To be done — Retype every entry in its entirety, without alteration.

[Data extracted from a collection]
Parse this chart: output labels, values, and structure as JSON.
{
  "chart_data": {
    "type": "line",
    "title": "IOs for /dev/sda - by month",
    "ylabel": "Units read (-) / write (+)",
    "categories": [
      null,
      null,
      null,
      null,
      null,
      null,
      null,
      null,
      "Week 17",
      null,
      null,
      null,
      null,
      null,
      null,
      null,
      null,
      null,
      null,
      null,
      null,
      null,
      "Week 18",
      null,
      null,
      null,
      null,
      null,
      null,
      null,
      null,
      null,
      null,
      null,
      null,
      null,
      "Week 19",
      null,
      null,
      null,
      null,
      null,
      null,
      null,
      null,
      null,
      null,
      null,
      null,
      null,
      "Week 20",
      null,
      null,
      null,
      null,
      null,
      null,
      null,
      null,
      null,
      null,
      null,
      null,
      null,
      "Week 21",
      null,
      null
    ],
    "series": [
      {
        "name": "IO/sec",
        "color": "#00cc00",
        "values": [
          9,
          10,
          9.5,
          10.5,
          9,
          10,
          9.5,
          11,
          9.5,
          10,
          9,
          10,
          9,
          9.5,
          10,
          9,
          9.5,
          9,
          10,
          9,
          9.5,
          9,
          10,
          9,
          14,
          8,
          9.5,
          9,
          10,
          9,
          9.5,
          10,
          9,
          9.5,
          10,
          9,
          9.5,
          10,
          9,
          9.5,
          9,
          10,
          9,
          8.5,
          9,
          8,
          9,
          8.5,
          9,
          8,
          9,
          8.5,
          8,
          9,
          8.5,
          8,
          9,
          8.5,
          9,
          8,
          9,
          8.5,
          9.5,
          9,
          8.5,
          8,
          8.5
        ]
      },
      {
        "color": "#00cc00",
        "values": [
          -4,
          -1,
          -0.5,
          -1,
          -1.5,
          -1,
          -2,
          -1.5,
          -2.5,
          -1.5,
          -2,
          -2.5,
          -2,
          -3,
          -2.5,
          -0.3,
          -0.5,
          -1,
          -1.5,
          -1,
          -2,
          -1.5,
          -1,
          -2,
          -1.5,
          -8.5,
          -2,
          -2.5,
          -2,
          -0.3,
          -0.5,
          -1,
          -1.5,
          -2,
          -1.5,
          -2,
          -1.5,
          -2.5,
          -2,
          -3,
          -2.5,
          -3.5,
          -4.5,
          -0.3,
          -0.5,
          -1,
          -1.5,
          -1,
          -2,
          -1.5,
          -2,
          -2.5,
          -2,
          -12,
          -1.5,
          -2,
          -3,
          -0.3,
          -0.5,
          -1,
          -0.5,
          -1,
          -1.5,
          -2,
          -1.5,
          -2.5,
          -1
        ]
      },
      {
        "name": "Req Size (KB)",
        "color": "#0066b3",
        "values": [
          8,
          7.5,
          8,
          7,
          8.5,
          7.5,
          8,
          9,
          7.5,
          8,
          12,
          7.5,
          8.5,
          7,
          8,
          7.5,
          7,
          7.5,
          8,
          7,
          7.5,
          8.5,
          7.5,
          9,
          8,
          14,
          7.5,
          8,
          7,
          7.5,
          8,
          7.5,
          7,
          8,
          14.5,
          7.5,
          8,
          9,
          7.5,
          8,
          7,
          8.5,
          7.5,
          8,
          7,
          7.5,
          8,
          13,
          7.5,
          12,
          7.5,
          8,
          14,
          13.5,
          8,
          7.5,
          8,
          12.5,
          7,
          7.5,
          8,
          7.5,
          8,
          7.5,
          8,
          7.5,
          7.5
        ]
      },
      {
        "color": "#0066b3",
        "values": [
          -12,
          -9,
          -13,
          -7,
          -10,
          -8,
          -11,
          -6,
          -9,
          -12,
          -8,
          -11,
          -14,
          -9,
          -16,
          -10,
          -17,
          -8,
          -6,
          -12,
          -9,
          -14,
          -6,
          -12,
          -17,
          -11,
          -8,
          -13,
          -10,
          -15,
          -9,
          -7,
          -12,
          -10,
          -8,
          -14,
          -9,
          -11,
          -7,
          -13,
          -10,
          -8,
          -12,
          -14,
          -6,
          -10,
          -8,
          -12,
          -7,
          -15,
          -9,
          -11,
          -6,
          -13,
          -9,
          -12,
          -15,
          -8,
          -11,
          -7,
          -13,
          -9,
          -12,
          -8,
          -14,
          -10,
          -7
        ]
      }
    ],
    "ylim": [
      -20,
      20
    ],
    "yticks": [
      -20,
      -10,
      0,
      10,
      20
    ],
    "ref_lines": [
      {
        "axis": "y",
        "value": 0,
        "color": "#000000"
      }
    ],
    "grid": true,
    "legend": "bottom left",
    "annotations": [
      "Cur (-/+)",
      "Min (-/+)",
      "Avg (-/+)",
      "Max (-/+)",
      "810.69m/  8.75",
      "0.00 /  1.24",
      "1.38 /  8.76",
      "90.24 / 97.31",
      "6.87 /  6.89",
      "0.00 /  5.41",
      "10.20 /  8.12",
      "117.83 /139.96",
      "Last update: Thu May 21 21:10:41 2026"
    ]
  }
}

Result —
Parse this chart: output labels, values, and structure as JSON.
{
  "chart_data": {
    "type": "line",
    "title": "IOs for /dev/sda - by month",
    "ylabel": "Units read (-) / write (+)",
    "categories": [
      null,
      null,
      null,
      null,
      null,
      null,
      null,
      null,
      "Week 17",
      null,
      null,
      null,
      null,
      null,
      null,
      null,
      null,
      null,
      null,
      null,
      null,
      null,
      "Week 18",
      null,
      null,
      null,
      null,
      null,
      null,
      null,
      null,
      null,
      null,
      null,
      null,
      null,
      "Week 19",
      null,
      null,
      null,
      null,
      null,
      null,
      null,
      null,
      null,
      null,
      null,
      null,
      null,
      "Week 20",
      null,
      null,
      null,
      null,
      null,
      null,
      null,
      null,
      null,
      null,
      null,
      null,
      null,
      "Week 21",
      null,
      null
    ],
    "series": [
      {
        "name": "IO/sec",
        "color": "#00cc00",
        "values": [
          9,
          10,
          9.5,
          10.5,
          9,
          10,
          9.5,
          11,
          9.5,
          10,
          9,
          10,
          9,
          9.5,
          10,
          9,
          9.5,
          9,
          10,
          9,
          9.5,
          9,
          10,
          9,
          14,
          8,
          9.5,
          9,
          10,
          9,
          9.5,
          10,
          9,
          9.5,
          10,
          9,
          9.5,
          10,
          9,
          9.5,
          9,
          10,
          9,
          8.5,
          9,
          8,
          9,
          8.5,
          9,
          8,
          9,
          8.5,
          8,
          9,
          8.5,
          8,
          9,
          8.5,
          9,
          8,
          9,
          8.5,
          9.5,
          9,
          8.5,
          8,
          8.5
        ]
      },
      {
        "color": "#00cc00",
        "values": [
          -4,
          -1,
          -0.5,
          -1,
          -1.5,
          -1,
          -2,
          -1.5,
          -2.5,
          -1.5,
          -2,
          -2.5,
          -2,
          -3,
          -2.5,
          -0.3,
          -0.5,
          -1,
          -1.5,
          -1,
          -2,
          -1.5,
          -1,
          -2,
          -1.5,
          -8.5,
          -2,
          -2.5,
          -2,
          -0.3,
          -0.5,
          -1,
          -1.5,
          -2,
          -1.5,
          -2,
          -1.5,
          -2.5,
          -2,
          -3,
          -2.5,
          -3.5,
          -4.5,
          -0.3,
          -0.5,
          -1,
          -1.5,
          -1,
          -2,
          -1.5,
          -2,
          -2.5,
          -2,
          -12,
          -1.5,
          -2,
          -3,
          -0.3,
          -0.5,
          -1,
          -0.5,
          -1,
          -1.5,
          -2,
          -1.5,
          -2.5,
          -1
        ]
      },
      {
        "name": "Req Size (KB)",
        "color": "#0066b3",
        "values": [
          8,
          7.5,
          8,
          7,
          8.5,
          7.5,
          8,
          9,
          7.5,
          8,
          12,
          7.5,
          8.5,
          7,
          8,
          7.5,
          7,
          7.5,
          8,
          7,
          7.5,
          8.5,
          7.5,
          9,
          8,
          14,
          7.5,
          8,
          7,
          7.5,
          8,
          7.5,
          7,
          8,
          14.5,
          7.5,
          8,
          9,
          7.5,
          8,
          7,
          8.5,
          7.5,
          8,
          7,
          7.5,
          8,
          13,
          7.5,
          12,
          7.5,
          8,
          14,
          13.5,
          8,
          7.5,
          8,
          12.5,
          7,
          7.5,
          8,
          7.5,
          8,
          7.5,
          8,
          7.5,
          7.5
        ]
      },
      {
        "color": "#0066b3",
        "values": [
          -12,
          -9,
          -13,
          -7,
          -10,
          -8,
          -11,
          -6,
          -9,
          -12,
          -8,
          -11,
          -14,
          -9,
          -16,
          -10,
          -17,
          -8,
          -6,
          -12,
          -9,
          -14,
          -6,
          -12,
          -17,
          -11,
          -8,
          -13,
          -10,
          -15,
          -9,
          -7,
          -12,
          -10,
          -8,
          -14,
          -9,
          -11,
          -7,
          -13,
          -10,
          -8,
          -12,
          -14,
          -6,
          -10,
          -8,
          -12,
          -7,
          -15,
          -9,
          -11,
          -6,
          -13,
          -9,
          -12,
          -15,
          -8,
          -11,
          -7,
          -13,
          -9,
          -12,
          -8,
          -14,
          -10,
          -7
        ]
      }
    ],
    "ylim": [
      -20,
      20
    ],
    "yticks": [
      -20,
      -10,
      0,
      10,
      20
    ],
    "ref_lines": [
      {
        "axis": "y",
        "value": 0,
        "color": "#000000"
      }
    ],
    "grid": true,
    "legend": "bottom left",
    "annotations": [
      "Cur (-/+)",
      "Min (-/+)",
      "Avg (-/+)",
      "Max (-/+)",
      "810.69m/  8.75",
      "0.00 /  1.24",
      "1.38 /  8.76",
      "90.24 / 97.31",
      "6.87 /  6.89",
      "0.00 /  5.41",
      "10.20 /  8.12",
      "117.83 /139.96",
      "Last update: Thu May 21 21:10:41 2026"
    ]
  }
}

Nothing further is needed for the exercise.